STORED RECORDS:
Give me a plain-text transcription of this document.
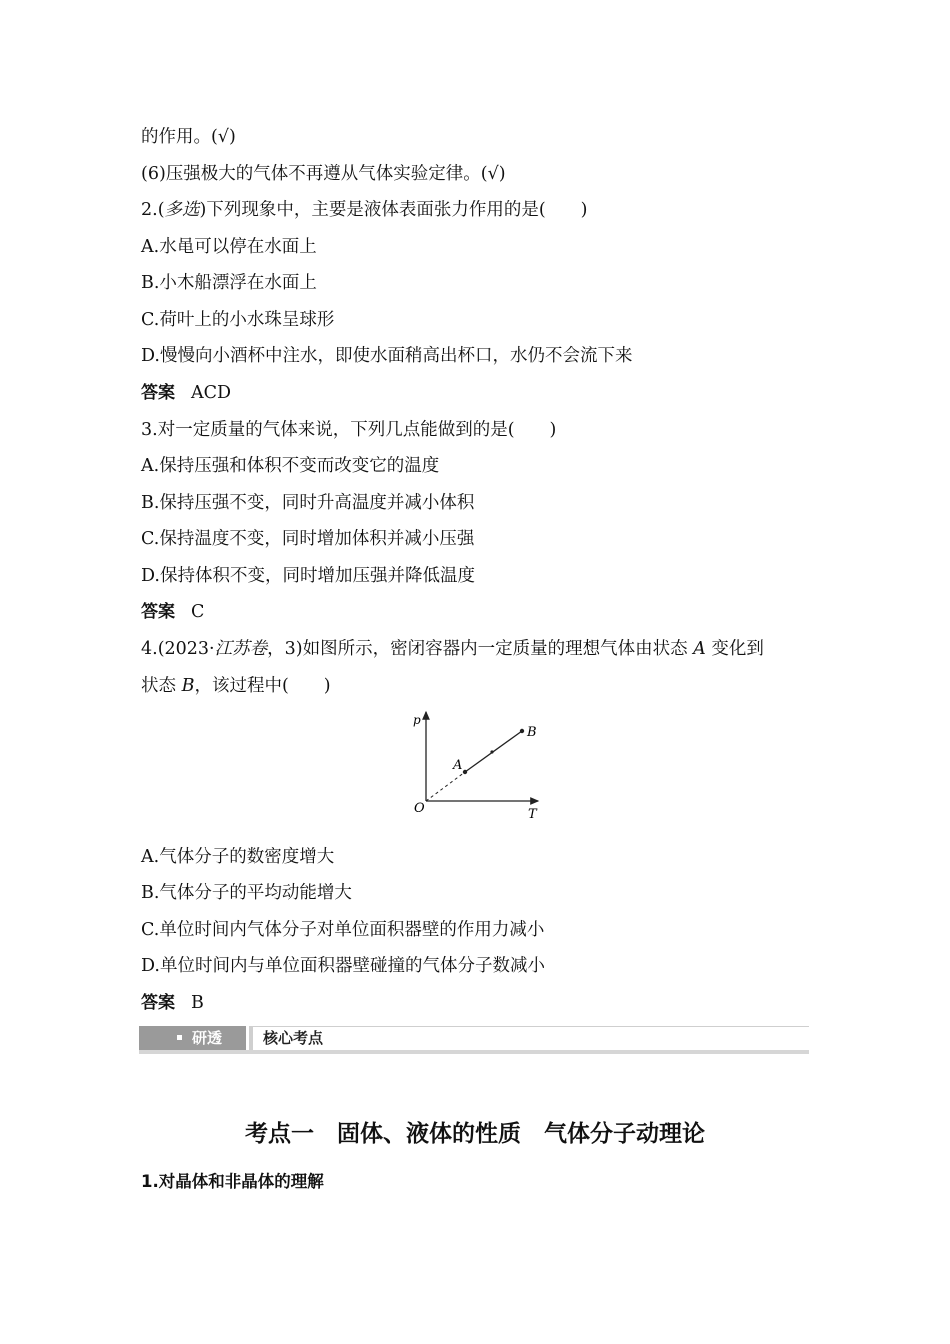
的作用。(√)
(6)压强极大的气体不再遵从气体实验定律。(√)
2.(多选)下列现象中，主要是液体表面张力作用的是(　　)
A.水黾可以停在水面上
B.小木船漂浮在水面上
C.荷叶上的小水珠呈球形
D.慢慢向小酒杯中注水，即使水面稍高出杯口，水仍不会流下来
答案 ACD
3.对一定质量的气体来说，下列几点能做到的是(　　)
A.保持压强和体积不变而改变它的温度
B.保持压强不变，同时升高温度并减小体积
C.保持温度不变，同时增加体积并减小压强
D.保持体积不变，同时增加压强并降低温度
答案 C
4.(2023·江苏卷，3)如图所示，密闭容器内一定质量的理想气体由状态 A 变化到
状态 B，该过程中(　　)
p
T
O
A
B
A.气体分子的数密度增大
B.气体分子的平均动能增大
C.单位时间内气体分子对单位面积器壁的作用力减小
D.单位时间内与单位面积器壁碰撞的气体分子数减小
答案 B
研透	核心考点
考点一　固体、液体的性质　气体分子动理论
1.对晶体和非晶体的理解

GIVEN EXERCISE:
Transcribe the material as is, with images omitted.

WRITTEN ANSWER:
Give me a plain-text transcription of this document.
的作用。(√)
(6)压强极大的气体不再遵从气体实验定律。(√)
2.(多选)下列现象中，主要是液体表面张力作用的是(　　)
A.水黾可以停在水面上
B.小木船漂浮在水面上
C.荷叶上的小水珠呈球形
D.慢慢向小酒杯中注水，即使水面稍高出杯口，水仍不会流下来
答案 ACD
3.对一定质量的气体来说，下列几点能做到的是(　　)
A.保持压强和体积不变而改变它的温度
B.保持压强不变，同时升高温度并减小体积
C.保持温度不变，同时增加体积并减小压强
D.保持体积不变，同时增加压强并降低温度
答案 C
4.(2023·江苏卷，3)如图所示，密闭容器内一定质量的理想气体由状态 A 变化到
状态 B，该过程中(　　)
p
T
O
A
B
A.气体分子的数密度增大
B.气体分子的平均动能增大
C.单位时间内气体分子对单位面积器壁的作用力减小
D.单位时间内与单位面积器壁碰撞的气体分子数减小
答案 B
研透	核心考点
考点一　固体、液体的性质　气体分子动理论
1.对晶体和非晶体的理解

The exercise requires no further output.